Work to complete: Check each line of the records below and collect those that include the word "this".

========================================

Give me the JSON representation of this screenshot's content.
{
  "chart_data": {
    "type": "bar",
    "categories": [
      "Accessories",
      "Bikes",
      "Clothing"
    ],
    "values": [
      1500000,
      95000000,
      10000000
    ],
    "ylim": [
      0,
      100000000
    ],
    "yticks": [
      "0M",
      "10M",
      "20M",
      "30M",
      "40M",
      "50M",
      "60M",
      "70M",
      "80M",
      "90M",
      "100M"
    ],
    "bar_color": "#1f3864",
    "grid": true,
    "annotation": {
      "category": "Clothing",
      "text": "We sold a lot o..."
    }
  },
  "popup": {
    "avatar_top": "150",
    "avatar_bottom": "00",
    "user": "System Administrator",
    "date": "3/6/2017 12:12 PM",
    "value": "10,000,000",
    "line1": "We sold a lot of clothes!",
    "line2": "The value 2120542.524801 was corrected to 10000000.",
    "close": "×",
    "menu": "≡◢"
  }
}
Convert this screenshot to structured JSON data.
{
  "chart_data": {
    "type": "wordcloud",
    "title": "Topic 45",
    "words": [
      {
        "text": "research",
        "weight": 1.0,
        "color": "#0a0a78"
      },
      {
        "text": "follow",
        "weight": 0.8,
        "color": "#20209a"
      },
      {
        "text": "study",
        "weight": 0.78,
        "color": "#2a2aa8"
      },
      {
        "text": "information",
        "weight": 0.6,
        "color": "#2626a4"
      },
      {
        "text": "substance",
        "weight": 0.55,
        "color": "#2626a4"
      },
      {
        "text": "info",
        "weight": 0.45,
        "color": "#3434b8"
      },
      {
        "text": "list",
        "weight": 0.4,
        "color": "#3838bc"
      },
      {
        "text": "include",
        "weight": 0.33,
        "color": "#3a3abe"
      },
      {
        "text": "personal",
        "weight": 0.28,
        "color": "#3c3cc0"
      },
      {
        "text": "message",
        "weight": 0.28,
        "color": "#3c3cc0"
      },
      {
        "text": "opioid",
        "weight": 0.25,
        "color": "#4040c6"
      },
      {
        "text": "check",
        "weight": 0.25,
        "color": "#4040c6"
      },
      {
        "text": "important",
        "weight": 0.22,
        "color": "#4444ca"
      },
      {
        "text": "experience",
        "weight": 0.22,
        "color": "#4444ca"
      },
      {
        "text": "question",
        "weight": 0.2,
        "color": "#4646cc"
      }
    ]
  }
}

========================================

Solution:
Give me the JSON representation of this screenshot's content.
Convert this screenshot to structured JSON data.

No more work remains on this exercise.